Your instructions: Please update the material below by changing every "spike-pixel" to "spike-square" and leaving everything else as it is.

────

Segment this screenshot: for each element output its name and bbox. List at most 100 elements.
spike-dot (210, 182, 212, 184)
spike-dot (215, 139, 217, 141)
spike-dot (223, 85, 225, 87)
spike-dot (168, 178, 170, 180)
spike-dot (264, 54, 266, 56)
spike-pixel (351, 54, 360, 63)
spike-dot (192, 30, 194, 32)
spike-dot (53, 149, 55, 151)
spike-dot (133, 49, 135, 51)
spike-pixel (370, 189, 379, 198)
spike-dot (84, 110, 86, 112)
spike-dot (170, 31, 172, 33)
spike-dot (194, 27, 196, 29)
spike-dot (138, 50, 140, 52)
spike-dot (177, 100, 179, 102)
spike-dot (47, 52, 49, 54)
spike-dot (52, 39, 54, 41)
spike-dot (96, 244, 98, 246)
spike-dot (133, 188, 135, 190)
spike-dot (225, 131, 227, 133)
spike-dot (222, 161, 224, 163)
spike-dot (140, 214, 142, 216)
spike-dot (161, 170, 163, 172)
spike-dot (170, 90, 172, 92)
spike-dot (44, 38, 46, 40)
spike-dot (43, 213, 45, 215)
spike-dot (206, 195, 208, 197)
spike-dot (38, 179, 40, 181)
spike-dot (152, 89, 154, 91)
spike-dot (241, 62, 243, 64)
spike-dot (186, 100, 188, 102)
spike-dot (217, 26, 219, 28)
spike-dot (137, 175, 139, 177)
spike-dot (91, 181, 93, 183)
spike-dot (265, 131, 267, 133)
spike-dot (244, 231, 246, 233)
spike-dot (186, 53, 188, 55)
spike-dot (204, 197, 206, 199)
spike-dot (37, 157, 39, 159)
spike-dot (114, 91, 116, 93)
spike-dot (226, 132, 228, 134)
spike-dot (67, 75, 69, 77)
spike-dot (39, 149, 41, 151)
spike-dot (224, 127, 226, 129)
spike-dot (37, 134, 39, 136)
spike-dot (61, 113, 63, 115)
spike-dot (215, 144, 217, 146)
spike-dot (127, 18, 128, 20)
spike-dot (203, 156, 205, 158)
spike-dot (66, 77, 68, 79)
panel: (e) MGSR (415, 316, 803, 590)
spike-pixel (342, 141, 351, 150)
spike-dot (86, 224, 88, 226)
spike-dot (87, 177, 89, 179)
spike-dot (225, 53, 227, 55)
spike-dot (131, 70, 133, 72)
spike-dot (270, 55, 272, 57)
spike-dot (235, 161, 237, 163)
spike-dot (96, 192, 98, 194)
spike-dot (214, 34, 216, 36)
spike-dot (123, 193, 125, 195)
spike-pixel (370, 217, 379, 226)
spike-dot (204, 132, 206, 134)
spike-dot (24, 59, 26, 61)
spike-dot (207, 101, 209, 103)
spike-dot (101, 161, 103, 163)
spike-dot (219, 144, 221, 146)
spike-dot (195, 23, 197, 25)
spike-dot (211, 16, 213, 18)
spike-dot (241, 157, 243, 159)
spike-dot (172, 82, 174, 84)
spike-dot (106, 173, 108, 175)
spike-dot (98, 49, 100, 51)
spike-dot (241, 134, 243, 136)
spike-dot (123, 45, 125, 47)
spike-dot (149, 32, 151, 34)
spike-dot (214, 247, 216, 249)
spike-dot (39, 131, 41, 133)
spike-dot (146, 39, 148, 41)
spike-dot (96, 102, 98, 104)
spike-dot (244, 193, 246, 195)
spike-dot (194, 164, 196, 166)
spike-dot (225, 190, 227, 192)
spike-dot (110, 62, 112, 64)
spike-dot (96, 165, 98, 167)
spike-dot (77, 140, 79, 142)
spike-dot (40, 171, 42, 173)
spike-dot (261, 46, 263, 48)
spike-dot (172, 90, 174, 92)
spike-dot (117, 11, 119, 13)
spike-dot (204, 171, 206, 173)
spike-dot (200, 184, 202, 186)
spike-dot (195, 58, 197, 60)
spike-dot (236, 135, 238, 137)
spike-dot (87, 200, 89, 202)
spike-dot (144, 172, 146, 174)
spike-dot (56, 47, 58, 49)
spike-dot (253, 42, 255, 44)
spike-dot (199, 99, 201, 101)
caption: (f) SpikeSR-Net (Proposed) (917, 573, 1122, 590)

────

Response:
Segment this screenshot: for each element output its name and bbox. List at most 100 elements.
spike-dot (210, 182, 212, 184)
spike-dot (215, 139, 217, 141)
spike-dot (223, 85, 225, 87)
spike-dot (168, 178, 170, 180)
spike-dot (264, 54, 266, 56)
spike-square (351, 54, 360, 63)
spike-dot (192, 30, 194, 32)
spike-dot (53, 149, 55, 151)
spike-dot (133, 49, 135, 51)
spike-square (370, 189, 379, 198)
spike-dot (84, 110, 86, 112)
spike-dot (170, 31, 172, 33)
spike-dot (194, 27, 196, 29)
spike-dot (138, 50, 140, 52)
spike-dot (177, 100, 179, 102)
spike-dot (47, 52, 49, 54)
spike-dot (52, 39, 54, 41)
spike-dot (96, 244, 98, 246)
spike-dot (133, 188, 135, 190)
spike-dot (225, 131, 227, 133)
spike-dot (222, 161, 224, 163)
spike-dot (140, 214, 142, 216)
spike-dot (161, 170, 163, 172)
spike-dot (170, 90, 172, 92)
spike-dot (44, 38, 46, 40)
spike-dot (43, 213, 45, 215)
spike-dot (206, 195, 208, 197)
spike-dot (38, 179, 40, 181)
spike-dot (152, 89, 154, 91)
spike-dot (241, 62, 243, 64)
spike-dot (186, 100, 188, 102)
spike-dot (217, 26, 219, 28)
spike-dot (137, 175, 139, 177)
spike-dot (91, 181, 93, 183)
spike-dot (265, 131, 267, 133)
spike-dot (244, 231, 246, 233)
spike-dot (186, 53, 188, 55)
spike-dot (204, 197, 206, 199)
spike-dot (37, 157, 39, 159)
spike-dot (114, 91, 116, 93)
spike-dot (226, 132, 228, 134)
spike-dot (67, 75, 69, 77)
spike-dot (39, 149, 41, 151)
spike-dot (224, 127, 226, 129)
spike-dot (37, 134, 39, 136)
spike-dot (61, 113, 63, 115)
spike-dot (215, 144, 217, 146)
spike-dot (127, 18, 128, 20)
spike-dot (203, 156, 205, 158)
spike-dot (66, 77, 68, 79)
panel: (e) MGSR (415, 316, 803, 590)
spike-square (342, 141, 351, 150)
spike-dot (86, 224, 88, 226)
spike-dot (87, 177, 89, 179)
spike-dot (225, 53, 227, 55)
spike-dot (131, 70, 133, 72)
spike-dot (270, 55, 272, 57)
spike-dot (235, 161, 237, 163)
spike-dot (96, 192, 98, 194)
spike-dot (214, 34, 216, 36)
spike-dot (123, 193, 125, 195)
spike-square (370, 217, 379, 226)
spike-dot (204, 132, 206, 134)
spike-dot (24, 59, 26, 61)
spike-dot (207, 101, 209, 103)
spike-dot (101, 161, 103, 163)
spike-dot (219, 144, 221, 146)
spike-dot (195, 23, 197, 25)
spike-dot (211, 16, 213, 18)
spike-dot (241, 157, 243, 159)
spike-dot (172, 82, 174, 84)
spike-dot (106, 173, 108, 175)
spike-dot (98, 49, 100, 51)
spike-dot (241, 134, 243, 136)
spike-dot (123, 45, 125, 47)
spike-dot (149, 32, 151, 34)
spike-dot (214, 247, 216, 249)
spike-dot (39, 131, 41, 133)
spike-dot (146, 39, 148, 41)
spike-dot (96, 102, 98, 104)
spike-dot (244, 193, 246, 195)
spike-dot (194, 164, 196, 166)
spike-dot (225, 190, 227, 192)
spike-dot (110, 62, 112, 64)
spike-dot (96, 165, 98, 167)
spike-dot (77, 140, 79, 142)
spike-dot (40, 171, 42, 173)
spike-dot (261, 46, 263, 48)
spike-dot (172, 90, 174, 92)
spike-dot (117, 11, 119, 13)
spike-dot (204, 171, 206, 173)
spike-dot (200, 184, 202, 186)
spike-dot (195, 58, 197, 60)
spike-dot (236, 135, 238, 137)
spike-dot (87, 200, 89, 202)
spike-dot (144, 172, 146, 174)
spike-dot (56, 47, 58, 49)
spike-dot (253, 42, 255, 44)
spike-dot (199, 99, 201, 101)
caption: (f) SpikeSR-Net (Proposed) (917, 573, 1122, 590)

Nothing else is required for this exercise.